◆ JOB 1 ◆
Reproduce the listing from its start up to and including the line that contains "y-axis-title: BTC Price".

Ethan Nobles is the association executive of the Benton-Bryant Realtors Association and an attorney in Benton focusing on real estate, contracts, wills, trusts, incorporations and other areas of law as the mood strikes.

The Iowa State Bar Association released an opinion cautioning attorneys against calling each other unethical.

Arkansas attorneys might want to pay attention to what the Iowa State Bar had to say about name calling. Both Arkansas and Iowa have adopted the Model Rules of Professional Conduct and the Iowa State Bar based its decision on those rules.

At any rate, the Iowa State Bar received a bunch of inquiries this year that all pretty much asked the same question – does it violate the Iowa Rules of Professional Conduct if one attorney calls another unethical?

On Oct. 24, the Iowa State Bar released an opinion stating that lawyers in that state must not call another attorney unethical unless the intention is to report the allegedly shady attorney to the disciplinary board.

Here’s the thing. Rule 8.3 of the Iowa Rules of Professional Conduct states that a lawyer is ethically required to report another attorney who has committed a violation of those rules. Furthermore, a lawyer who does not report an allegedly unethical attorney may be in violation of Rule 8.4(a), which classifies any breach of the rules as professional misconduct.

It seems there was a problem in Iowa of some attorneys using a tactic through which one would threaten to turn another in for an ethics violation as a way to extort a favorable outcome to a case. If the allegedly unethical lawyer played ball, then no ethics violation was filed.

The Iowa State Bar said it is mandatory to report breaches of the Rules of Professional Conduct. Lawyers are prohibited from discretionary reporting, so using the threat of an ethics report as a bargaining tactic is a no-no.

◆ JOB 2 ◆
Rewrite the passage on the Iowa ethics opinion from "It seems there" up to and including "is a no-no.", replacing "mandatory" with "required".

◆ RAW DATA ◆
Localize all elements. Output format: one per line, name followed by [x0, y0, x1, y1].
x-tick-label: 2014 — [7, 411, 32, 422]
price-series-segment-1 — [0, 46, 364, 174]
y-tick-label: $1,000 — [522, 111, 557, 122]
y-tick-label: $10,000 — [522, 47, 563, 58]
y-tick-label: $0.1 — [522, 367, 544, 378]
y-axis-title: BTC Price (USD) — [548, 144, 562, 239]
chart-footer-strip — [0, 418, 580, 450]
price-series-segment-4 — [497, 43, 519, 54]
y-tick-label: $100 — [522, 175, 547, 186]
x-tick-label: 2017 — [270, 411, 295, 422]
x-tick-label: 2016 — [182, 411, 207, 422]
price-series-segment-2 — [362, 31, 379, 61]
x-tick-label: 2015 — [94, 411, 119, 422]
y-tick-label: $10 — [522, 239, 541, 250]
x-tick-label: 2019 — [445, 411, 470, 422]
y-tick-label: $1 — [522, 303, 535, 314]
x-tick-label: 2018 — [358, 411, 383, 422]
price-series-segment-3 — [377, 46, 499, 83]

◆ WORKED SOLUTION 1 ◆
Localize all elements. Output format: one per line, name followed by [x0, y0, x1, y1].
x-tick-label: 2014 — [7, 411, 32, 422]
price-series-segment-1 — [0, 46, 364, 174]
y-tick-label: $1,000 — [522, 111, 557, 122]
y-tick-label: $10,000 — [522, 47, 563, 58]
y-tick-label: $0.1 — [522, 367, 544, 378]
y-axis-title: BTC Price (USD) — [548, 144, 562, 239]

◆ WORKED SOLUTION 2 ◆
It seems there was a problem in Iowa of some attorneys using a tactic through which one would threaten to turn another in for an ethics violation as a way to extort a favorable outcome to a case. If the allegedly unethical lawyer played ball, then no ethics violation was filed.

The Iowa State Bar said it is required to report breaches of the Rules of Professional Conduct. Lawyers are prohibited from discretionary reporting, so using the threat of an ethics report as a bargaining tactic is a no-no.